#### What is expected:
Every entry below must appear again, exactly as written.

-- Exercise materials start --

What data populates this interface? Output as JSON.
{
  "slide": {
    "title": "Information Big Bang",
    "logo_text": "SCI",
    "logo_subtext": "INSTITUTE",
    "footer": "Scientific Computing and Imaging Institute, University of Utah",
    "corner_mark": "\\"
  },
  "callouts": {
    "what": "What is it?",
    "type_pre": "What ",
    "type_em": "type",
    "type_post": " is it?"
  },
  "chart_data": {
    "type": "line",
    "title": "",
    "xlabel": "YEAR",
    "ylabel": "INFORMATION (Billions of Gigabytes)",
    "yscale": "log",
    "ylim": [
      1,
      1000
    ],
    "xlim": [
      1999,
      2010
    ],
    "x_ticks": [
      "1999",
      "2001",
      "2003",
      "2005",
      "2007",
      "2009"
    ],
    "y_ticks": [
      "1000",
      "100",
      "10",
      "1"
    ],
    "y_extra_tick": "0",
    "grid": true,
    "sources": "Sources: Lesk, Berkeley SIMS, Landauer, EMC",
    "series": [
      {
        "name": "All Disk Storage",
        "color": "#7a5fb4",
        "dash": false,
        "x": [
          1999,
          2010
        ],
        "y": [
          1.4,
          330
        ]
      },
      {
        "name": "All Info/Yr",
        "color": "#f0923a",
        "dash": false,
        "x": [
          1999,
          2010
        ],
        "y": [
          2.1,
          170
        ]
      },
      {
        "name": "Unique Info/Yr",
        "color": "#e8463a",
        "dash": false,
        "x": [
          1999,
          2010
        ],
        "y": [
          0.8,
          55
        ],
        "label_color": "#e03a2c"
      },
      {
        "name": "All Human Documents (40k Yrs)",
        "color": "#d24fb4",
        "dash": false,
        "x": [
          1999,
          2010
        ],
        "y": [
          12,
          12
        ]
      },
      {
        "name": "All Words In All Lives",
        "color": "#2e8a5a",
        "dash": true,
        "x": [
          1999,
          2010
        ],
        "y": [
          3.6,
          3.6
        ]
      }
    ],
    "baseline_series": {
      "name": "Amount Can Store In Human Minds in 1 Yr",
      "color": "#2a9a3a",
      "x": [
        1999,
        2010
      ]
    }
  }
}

-- Exercise materials end --

#### Full solution:
What data populates this interface? Output as JSON.
{
  "slide": {
    "title": "Information Big Bang",
    "logo_text": "SCI",
    "logo_subtext": "INSTITUTE",
    "footer": "Scientific Computing and Imaging Institute, University of Utah",
    "corner_mark": "\\"
  },
  "callouts": {
    "what": "What is it?",
    "type_pre": "What ",
    "type_em": "type",
    "type_post": " is it?"
  },
  "chart_data": {
    "type": "line",
    "title": "",
    "xlabel": "YEAR",
    "ylabel": "INFORMATION (Billions of Gigabytes)",
    "yscale": "log",
    "ylim": [
      1,
      1000
    ],
    "xlim": [
      1999,
      2010
    ],
    "x_ticks": [
      "1999",
      "2001",
      "2003",
      "2005",
      "2007",
      "2009"
    ],
    "y_ticks": [
      "1000",
      "100",
      "10",
      "1"
    ],
    "y_extra_tick": "0",
    "grid": true,
    "sources": "Sources: Lesk, Berkeley SIMS, Landauer, EMC",
    "series": [
      {
        "name": "All Disk Storage",
        "color": "#7a5fb4",
        "dash": false,
        "x": [
          1999,
          2010
        ],
        "y": [
          1.4,
          330
        ]
      },
      {
        "name": "All Info/Yr",
        "color": "#f0923a",
        "dash": false,
        "x": [
          1999,
          2010
        ],
        "y": [
          2.1,
          170
        ]
      },
      {
        "name": "Unique Info/Yr",
        "color": "#e8463a",
        "dash": false,
        "x": [
          1999,
          2010
        ],
        "y": [
          0.8,
          55
        ],
        "label_color": "#e03a2c"
      },
      {
        "name": "All Human Documents (40k Yrs)",
        "color": "#d24fb4",
        "dash": false,
        "x": [
          1999,
          2010
        ],
        "y": [
          12,
          12
        ]
      },
      {
        "name": "All Words In All Lives",
        "color": "#2e8a5a",
        "dash": true,
        "x": [
          1999,
          2010
        ],
        "y": [
          3.6,
          3.6
        ]
      }
    ],
    "baseline_series": {
      "name": "Amount Can Store In Human Minds in 1 Yr",
      "color": "#2a9a3a",
      "x": [
        1999,
        2010
      ]
    }
  }
}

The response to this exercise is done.